**RECORD LIST**:
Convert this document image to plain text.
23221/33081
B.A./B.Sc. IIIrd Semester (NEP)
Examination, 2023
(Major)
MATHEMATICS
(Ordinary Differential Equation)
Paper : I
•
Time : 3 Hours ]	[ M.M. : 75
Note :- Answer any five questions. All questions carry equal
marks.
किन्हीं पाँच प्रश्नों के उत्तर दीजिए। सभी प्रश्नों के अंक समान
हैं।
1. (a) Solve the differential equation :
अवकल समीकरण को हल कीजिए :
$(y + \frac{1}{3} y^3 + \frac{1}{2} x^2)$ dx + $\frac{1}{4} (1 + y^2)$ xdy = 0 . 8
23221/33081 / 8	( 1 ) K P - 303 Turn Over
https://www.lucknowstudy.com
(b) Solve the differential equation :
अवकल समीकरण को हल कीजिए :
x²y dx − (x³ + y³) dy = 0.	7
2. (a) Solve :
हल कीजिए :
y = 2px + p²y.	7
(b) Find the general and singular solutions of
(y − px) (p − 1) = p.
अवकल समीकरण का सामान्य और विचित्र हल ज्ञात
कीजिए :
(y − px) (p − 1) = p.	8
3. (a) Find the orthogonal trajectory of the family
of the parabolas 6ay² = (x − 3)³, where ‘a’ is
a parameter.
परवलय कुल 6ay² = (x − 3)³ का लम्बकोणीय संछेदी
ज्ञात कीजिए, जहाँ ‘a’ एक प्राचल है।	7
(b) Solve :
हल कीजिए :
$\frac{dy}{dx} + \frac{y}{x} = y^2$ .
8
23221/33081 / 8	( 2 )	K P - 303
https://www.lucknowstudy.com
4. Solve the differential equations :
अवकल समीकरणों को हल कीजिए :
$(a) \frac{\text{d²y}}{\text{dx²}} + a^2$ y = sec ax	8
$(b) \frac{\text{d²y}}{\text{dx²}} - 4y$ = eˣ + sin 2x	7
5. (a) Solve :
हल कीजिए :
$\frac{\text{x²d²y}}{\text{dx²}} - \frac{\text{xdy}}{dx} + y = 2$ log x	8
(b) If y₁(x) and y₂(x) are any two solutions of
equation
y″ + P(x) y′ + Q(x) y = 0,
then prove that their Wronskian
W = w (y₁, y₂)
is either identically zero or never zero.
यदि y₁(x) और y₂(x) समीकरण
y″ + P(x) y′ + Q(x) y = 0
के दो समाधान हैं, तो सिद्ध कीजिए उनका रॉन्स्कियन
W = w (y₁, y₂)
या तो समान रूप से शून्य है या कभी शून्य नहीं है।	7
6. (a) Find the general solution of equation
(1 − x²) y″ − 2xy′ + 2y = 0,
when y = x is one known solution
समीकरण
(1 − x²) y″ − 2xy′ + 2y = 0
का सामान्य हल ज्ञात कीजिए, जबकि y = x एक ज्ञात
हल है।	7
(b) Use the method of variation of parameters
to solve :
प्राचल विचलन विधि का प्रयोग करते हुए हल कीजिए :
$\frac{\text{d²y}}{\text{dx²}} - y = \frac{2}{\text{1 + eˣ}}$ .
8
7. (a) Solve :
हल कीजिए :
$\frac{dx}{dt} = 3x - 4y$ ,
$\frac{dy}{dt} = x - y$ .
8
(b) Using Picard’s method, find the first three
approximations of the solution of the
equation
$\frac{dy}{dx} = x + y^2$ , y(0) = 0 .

**TASK PROMPT**: Every record should be given again exactly.

**TASK RESPONSE**:
Convert this document image to plain text.
23221/33081
B.A./B.Sc. IIIrd Semester (NEP)
Examination, 2023
(Major)
MATHEMATICS
(Ordinary Differential Equation)
Paper : I
•
Time : 3 Hours ]	[ M.M. : 75
Note :- Answer any five questions. All questions carry equal
marks.
किन्हीं पाँच प्रश्नों के उत्तर दीजिए। सभी प्रश्नों के अंक समान
हैं।
1. (a) Solve the differential equation :
अवकल समीकरण को हल कीजिए :
$(y + \frac{1}{3} y^3 + \frac{1}{2} x^2)$ dx + $\frac{1}{4} (1 + y^2)$ xdy = 0 . 8
23221/33081 / 8	( 1 ) K P - 303 Turn Over
https://www.lucknowstudy.com
(b) Solve the differential equation :
अवकल समीकरण को हल कीजिए :
x²y dx − (x³ + y³) dy = 0.	7
2. (a) Solve :
हल कीजिए :
y = 2px + p²y.	7
(b) Find the general and singular solutions of
(y − px) (p − 1) = p.
अवकल समीकरण का सामान्य और विचित्र हल ज्ञात
कीजिए :
(y − px) (p − 1) = p.	8
3. (a) Find the orthogonal trajectory of the family
of the parabolas 6ay² = (x − 3)³, where ‘a’ is
a parameter.
परवलय कुल 6ay² = (x − 3)³ का लम्बकोणीय संछेदी
ज्ञात कीजिए, जहाँ ‘a’ एक प्राचल है।	7
(b) Solve :
हल कीजिए :
$\frac{dy}{dx} + \frac{y}{x} = y^2$ .
8
23221/33081 / 8	( 2 )	K P - 303
https://www.lucknowstudy.com
4. Solve the differential equations :
अवकल समीकरणों को हल कीजिए :
$(a) \frac{\text{d²y}}{\text{dx²}} + a^2$ y = sec ax	8
$(b) \frac{\text{d²y}}{\text{dx²}} - 4y$ = eˣ + sin 2x	7
5. (a) Solve :
हल कीजिए :
$\frac{\text{x²d²y}}{\text{dx²}} - \frac{\text{xdy}}{dx} + y = 2$ log x	8
(b) If y₁(x) and y₂(x) are any two solutions of
equation
y″ + P(x) y′ + Q(x) y = 0,
then prove that their Wronskian
W = w (y₁, y₂)
is either identically zero or never zero.
यदि y₁(x) और y₂(x) समीकरण
y″ + P(x) y′ + Q(x) y = 0
के दो समाधान हैं, तो सिद्ध कीजिए उनका रॉन्स्कियन
W = w (y₁, y₂)
या तो समान रूप से शून्य है या कभी शून्य नहीं है।	7
6. (a) Find the general solution of equation
(1 − x²) y″ − 2xy′ + 2y = 0,
when y = x is one known solution
समीकरण
(1 − x²) y″ − 2xy′ + 2y = 0
का सामान्य हल ज्ञात कीजिए, जबकि y = x एक ज्ञात
हल है।	7
(b) Use the method of variation of parameters
to solve :
प्राचल विचलन विधि का प्रयोग करते हुए हल कीजिए :
$\frac{\text{d²y}}{\text{dx²}} - y = \frac{2}{\text{1 + eˣ}}$ .
8
7. (a) Solve :
हल कीजिए :
$\frac{dx}{dt} = 3x - 4y$ ,
$\frac{dy}{dt} = x - y$ .
8
(b) Using Picard’s method, find the first three
approximations of the solution of the
equation
$\frac{dy}{dx} = x + y^2$ , y(0) = 0 .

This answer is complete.